**Exercise aim**
Repeat all of the entries below word for word, leaving out the pictures.

**Provided material**
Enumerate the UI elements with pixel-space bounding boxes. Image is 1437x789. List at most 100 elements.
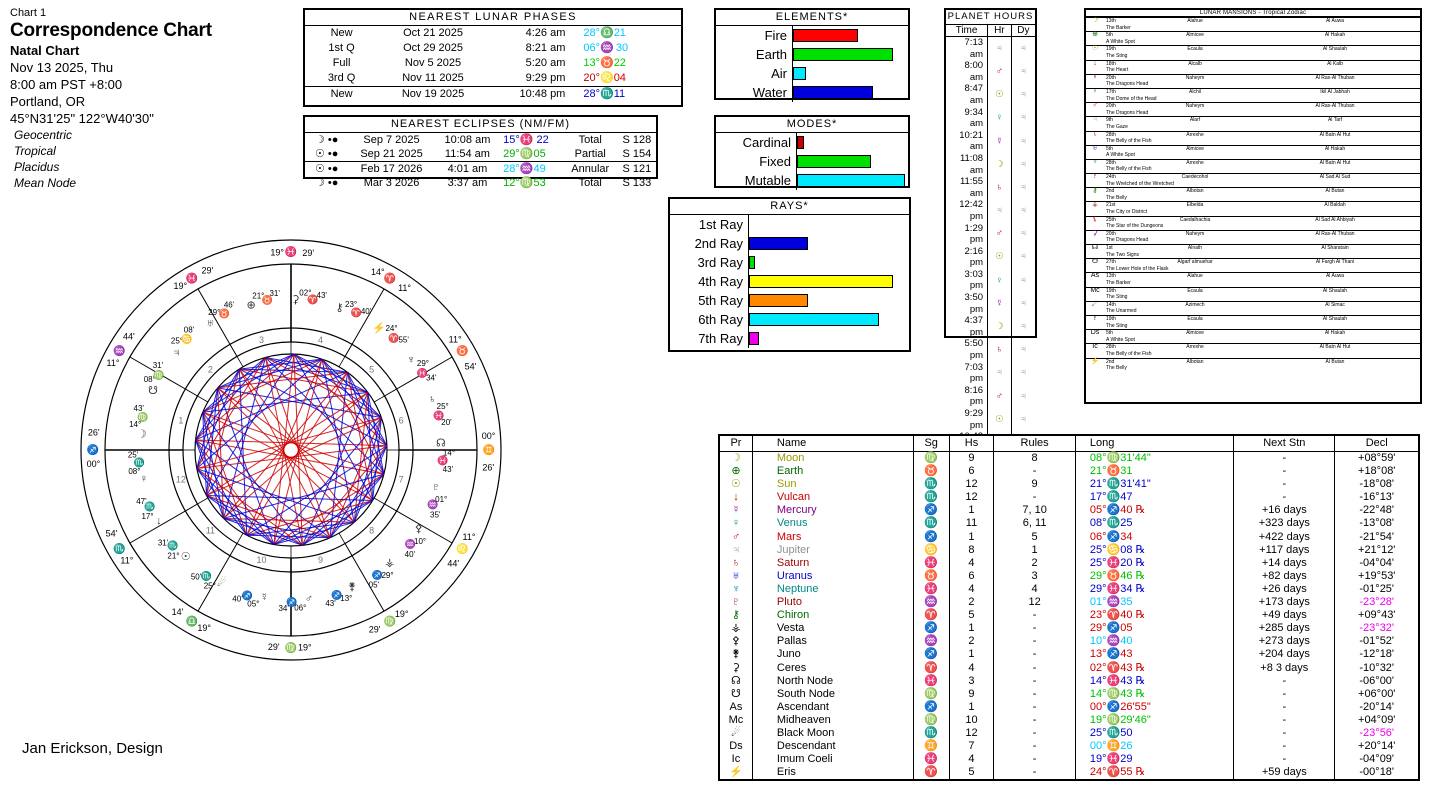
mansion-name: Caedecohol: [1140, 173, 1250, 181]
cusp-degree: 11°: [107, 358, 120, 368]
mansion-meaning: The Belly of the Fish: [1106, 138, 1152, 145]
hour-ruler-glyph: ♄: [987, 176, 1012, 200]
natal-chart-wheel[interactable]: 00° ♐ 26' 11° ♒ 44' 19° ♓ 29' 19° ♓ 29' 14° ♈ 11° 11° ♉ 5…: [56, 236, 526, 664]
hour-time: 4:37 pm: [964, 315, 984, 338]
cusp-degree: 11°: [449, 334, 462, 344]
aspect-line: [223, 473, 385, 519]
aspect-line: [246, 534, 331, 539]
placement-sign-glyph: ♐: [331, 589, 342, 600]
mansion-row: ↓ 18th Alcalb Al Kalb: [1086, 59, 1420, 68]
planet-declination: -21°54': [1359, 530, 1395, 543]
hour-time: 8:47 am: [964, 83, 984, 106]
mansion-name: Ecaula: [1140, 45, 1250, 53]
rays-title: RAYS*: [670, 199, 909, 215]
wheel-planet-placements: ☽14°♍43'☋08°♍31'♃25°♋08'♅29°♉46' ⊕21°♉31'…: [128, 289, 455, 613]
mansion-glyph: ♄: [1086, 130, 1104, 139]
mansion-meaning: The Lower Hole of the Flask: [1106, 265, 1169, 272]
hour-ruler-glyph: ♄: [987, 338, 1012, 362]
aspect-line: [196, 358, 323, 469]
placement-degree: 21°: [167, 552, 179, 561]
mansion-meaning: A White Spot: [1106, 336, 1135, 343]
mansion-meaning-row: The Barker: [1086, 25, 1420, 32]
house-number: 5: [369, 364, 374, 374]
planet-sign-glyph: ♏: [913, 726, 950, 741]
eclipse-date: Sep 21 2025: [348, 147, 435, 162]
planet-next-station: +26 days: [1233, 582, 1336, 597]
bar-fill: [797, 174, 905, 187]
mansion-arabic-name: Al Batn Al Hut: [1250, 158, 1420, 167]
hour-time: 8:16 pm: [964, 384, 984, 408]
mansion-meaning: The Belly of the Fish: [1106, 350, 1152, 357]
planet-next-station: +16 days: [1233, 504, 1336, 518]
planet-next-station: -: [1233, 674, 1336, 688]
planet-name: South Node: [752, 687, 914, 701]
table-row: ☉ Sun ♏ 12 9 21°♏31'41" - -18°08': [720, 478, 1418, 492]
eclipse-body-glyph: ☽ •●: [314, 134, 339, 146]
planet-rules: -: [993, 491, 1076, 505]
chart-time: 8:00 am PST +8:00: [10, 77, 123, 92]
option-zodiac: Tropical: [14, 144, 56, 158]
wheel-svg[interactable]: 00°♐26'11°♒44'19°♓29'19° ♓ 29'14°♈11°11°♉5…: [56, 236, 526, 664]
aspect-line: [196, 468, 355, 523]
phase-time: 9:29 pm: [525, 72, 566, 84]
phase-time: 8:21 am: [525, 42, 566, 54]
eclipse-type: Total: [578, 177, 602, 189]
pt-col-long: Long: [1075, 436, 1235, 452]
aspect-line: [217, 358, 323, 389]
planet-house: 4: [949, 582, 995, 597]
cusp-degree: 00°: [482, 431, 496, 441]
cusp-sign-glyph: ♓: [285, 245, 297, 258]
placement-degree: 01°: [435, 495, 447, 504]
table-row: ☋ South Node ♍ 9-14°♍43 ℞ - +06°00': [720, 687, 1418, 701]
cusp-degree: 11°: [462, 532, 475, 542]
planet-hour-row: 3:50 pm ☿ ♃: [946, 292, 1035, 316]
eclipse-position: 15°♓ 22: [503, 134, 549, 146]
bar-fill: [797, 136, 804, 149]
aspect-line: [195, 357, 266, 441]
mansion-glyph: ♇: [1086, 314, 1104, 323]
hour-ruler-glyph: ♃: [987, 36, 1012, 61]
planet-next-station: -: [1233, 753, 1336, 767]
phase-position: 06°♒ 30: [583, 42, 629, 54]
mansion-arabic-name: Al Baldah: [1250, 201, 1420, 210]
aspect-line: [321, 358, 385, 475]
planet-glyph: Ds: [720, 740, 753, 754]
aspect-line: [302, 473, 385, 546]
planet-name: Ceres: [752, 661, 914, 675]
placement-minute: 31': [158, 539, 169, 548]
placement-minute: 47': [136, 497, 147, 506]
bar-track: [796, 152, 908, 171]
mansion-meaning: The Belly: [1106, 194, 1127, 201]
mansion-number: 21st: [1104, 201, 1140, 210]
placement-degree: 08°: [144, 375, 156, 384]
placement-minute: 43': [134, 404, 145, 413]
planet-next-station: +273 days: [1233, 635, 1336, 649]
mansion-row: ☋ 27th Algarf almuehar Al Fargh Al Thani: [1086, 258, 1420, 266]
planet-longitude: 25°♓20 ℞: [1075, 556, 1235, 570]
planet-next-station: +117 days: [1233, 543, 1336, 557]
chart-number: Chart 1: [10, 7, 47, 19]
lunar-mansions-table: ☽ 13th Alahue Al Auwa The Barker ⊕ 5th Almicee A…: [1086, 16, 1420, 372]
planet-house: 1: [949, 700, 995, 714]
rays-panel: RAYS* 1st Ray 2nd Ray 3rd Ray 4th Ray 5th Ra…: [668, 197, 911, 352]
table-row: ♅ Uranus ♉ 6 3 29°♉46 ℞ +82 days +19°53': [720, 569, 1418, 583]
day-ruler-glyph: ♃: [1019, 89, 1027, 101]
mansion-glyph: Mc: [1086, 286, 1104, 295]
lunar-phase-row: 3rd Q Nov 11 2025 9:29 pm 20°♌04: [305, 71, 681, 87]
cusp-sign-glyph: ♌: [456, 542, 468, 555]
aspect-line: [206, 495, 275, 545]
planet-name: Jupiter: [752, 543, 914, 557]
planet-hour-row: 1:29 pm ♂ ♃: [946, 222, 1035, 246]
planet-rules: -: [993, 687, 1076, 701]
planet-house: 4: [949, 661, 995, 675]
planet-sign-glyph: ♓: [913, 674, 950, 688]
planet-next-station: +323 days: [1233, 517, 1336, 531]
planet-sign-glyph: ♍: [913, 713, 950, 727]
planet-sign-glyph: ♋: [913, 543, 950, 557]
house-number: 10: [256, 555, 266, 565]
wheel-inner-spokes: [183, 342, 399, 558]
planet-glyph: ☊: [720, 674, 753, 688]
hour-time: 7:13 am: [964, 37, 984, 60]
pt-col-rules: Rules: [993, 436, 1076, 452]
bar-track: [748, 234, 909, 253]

**Response**
Enumerate the UI elements with pixel-space bounding boxes. Image is 1437x789. List at most 100 elements.
mansion-name: Caedecohol: [1140, 173, 1250, 181]
cusp-degree: 11°: [107, 358, 120, 368]
mansion-meaning: The Belly of the Fish: [1106, 138, 1152, 145]
hour-ruler-glyph: ♄: [987, 176, 1012, 200]
natal-chart-wheel[interactable]: 00° ♐ 26' 11° ♒ 44' 19° ♓ 29' 19° ♓ 29' 14° ♈ 11° 11° ♉ 5…: [56, 236, 526, 664]
hour-time: 4:37 pm: [964, 315, 984, 338]
cusp-degree: 11°: [449, 334, 462, 344]
aspect-line: [223, 473, 385, 519]
aspect-line: [246, 534, 331, 539]
placement-sign-glyph: ♐: [331, 589, 342, 600]
mansion-row: ↓ 18th Alcalb Al Kalb: [1086, 59, 1420, 68]
planet-declination: -21°54': [1359, 530, 1395, 543]
hour-time: 8:47 am: [964, 83, 984, 106]
mansion-name: Ecaula: [1140, 45, 1250, 53]
rays-title: RAYS*: [670, 199, 909, 215]
wheel-planet-placements: ☽14°♍43'☋08°♍31'♃25°♋08'♅29°♉46' ⊕21°♉31'…: [128, 289, 455, 613]
mansion-glyph: ♄: [1086, 130, 1104, 139]
mansion-meaning: The Lower Hole of the Flask: [1106, 265, 1169, 272]
hour-ruler-glyph: ♄: [987, 338, 1012, 362]
aspect-line: [196, 358, 323, 469]
placement-degree: 21°: [167, 552, 179, 561]
mansion-meaning: A White Spot: [1106, 336, 1135, 343]
mansion-meaning-row: The Barker: [1086, 25, 1420, 32]
house-number: 5: [369, 364, 374, 374]
planet-sign-glyph: ♏: [913, 726, 950, 741]
eclipse-date: Sep 21 2025: [348, 147, 435, 162]
planet-next-station: +26 days: [1233, 582, 1336, 597]
bar-fill: [797, 174, 905, 187]
mansion-arabic-name: Al Batn Al Hut: [1250, 158, 1420, 167]
hour-time: 8:16 pm: [964, 384, 984, 408]
mansion-meaning: The Belly of the Fish: [1106, 350, 1152, 357]
planet-next-station: +16 days: [1233, 504, 1336, 518]
planet-next-station: -: [1233, 674, 1336, 688]
planet-name: South Node: [752, 687, 914, 701]
table-row: ☉ Sun ♏ 12 9 21°♏31'41" - -18°08': [720, 478, 1418, 492]
eclipse-body-glyph: ☽ •●: [314, 134, 339, 146]
planet-rules: -: [993, 491, 1076, 505]
chart-time: 8:00 am PST +8:00: [10, 77, 123, 92]
option-zodiac: Tropical: [14, 144, 56, 158]
wheel-svg[interactable]: 00°♐26'11°♒44'19°♓29'19° ♓ 29'14°♈11°11°♉5…: [56, 236, 526, 664]
aspect-line: [196, 468, 355, 523]
phase-time: 9:29 pm: [525, 72, 566, 84]
phase-time: 8:21 am: [525, 42, 566, 54]
eclipse-type: Total: [578, 177, 602, 189]
pt-col-long: Long: [1075, 436, 1235, 452]
aspect-line: [217, 358, 323, 389]
planet-house: 4: [949, 582, 995, 597]
cusp-degree: 00°: [482, 431, 496, 441]
cusp-sign-glyph: ♓: [285, 245, 297, 258]
placement-degree: 01°: [435, 495, 447, 504]
table-row: ☋ South Node ♍ 9-14°♍43 ℞ - +06°00': [720, 687, 1418, 701]
cusp-degree: 11°: [462, 532, 475, 542]
planet-hour-row: 3:50 pm ☿ ♃: [946, 292, 1035, 316]
eclipse-position: 15°♓ 22: [503, 134, 549, 146]
bar-fill: [797, 136, 804, 149]
aspect-line: [195, 357, 266, 441]
mansion-glyph: ♇: [1086, 314, 1104, 323]
hour-ruler-glyph: ♃: [987, 36, 1012, 61]
planet-next-station: -: [1233, 753, 1336, 767]
phase-position: 06°♒ 30: [583, 42, 629, 54]
mansion-arabic-name: Al Baldah: [1250, 201, 1420, 210]
aspect-line: [321, 358, 385, 475]
planet-glyph: Ds: [720, 740, 753, 754]
aspect-line: [302, 473, 385, 546]
planet-name: Ceres: [752, 661, 914, 675]
placement-minute: 31': [158, 539, 169, 548]
placement-minute: 47': [136, 497, 147, 506]
bar-track: [796, 152, 908, 171]
mansion-meaning: The Belly: [1106, 194, 1127, 201]
mansion-number: 21st: [1104, 201, 1140, 210]
placement-degree: 08°: [144, 375, 156, 384]
placement-minute: 43': [134, 404, 145, 413]
planet-next-station: +273 days: [1233, 635, 1336, 649]
mansion-row: ☋ 27th Algarf almuehar Al Fargh Al Thani: [1086, 258, 1420, 266]
planet-longitude: 25°♓20 ℞: [1075, 556, 1235, 570]
planet-next-station: +117 days: [1233, 543, 1336, 557]
chart-number: Chart 1: [10, 7, 47, 19]
lunar-mansions-table: ☽ 13th Alahue Al Auwa The Barker ⊕ 5th Almicee A…: [1086, 16, 1420, 372]
planet-house: 1: [949, 700, 995, 714]
rays-panel: RAYS* 1st Ray 2nd Ray 3rd Ray 4th Ray 5th Ra…: [668, 197, 911, 352]
table-row: ♅ Uranus ♉ 6 3 29°♉46 ℞ +82 days +19°53': [720, 569, 1418, 583]
day-ruler-glyph: ♃: [1019, 89, 1027, 101]
mansion-glyph: Mc: [1086, 286, 1104, 295]
lunar-phase-row: 3rd Q Nov 11 2025 9:29 pm 20°♌04: [305, 71, 681, 87]
cusp-sign-glyph: ♌: [456, 542, 468, 555]
aspect-line: [206, 495, 275, 545]
planet-name: Jupiter: [752, 543, 914, 557]
planet-hour-row: 1:29 pm ♂ ♃: [946, 222, 1035, 246]
planet-rules: -: [993, 687, 1076, 701]
planet-house: 4: [949, 661, 995, 675]
planet-sign-glyph: ♓: [913, 674, 950, 688]
planet-next-station: +323 days: [1233, 517, 1336, 531]
planet-sign-glyph: ♍: [913, 713, 950, 727]
planet-sign-glyph: ♋: [913, 543, 950, 557]
house-number: 10: [256, 555, 266, 565]
wheel-inner-spokes: [183, 342, 399, 558]
planet-glyph: ☊: [720, 674, 753, 688]
hour-time: 7:13 am: [964, 37, 984, 60]
pt-col-rules: Rules: [993, 436, 1076, 452]
bar-track: [748, 234, 909, 253]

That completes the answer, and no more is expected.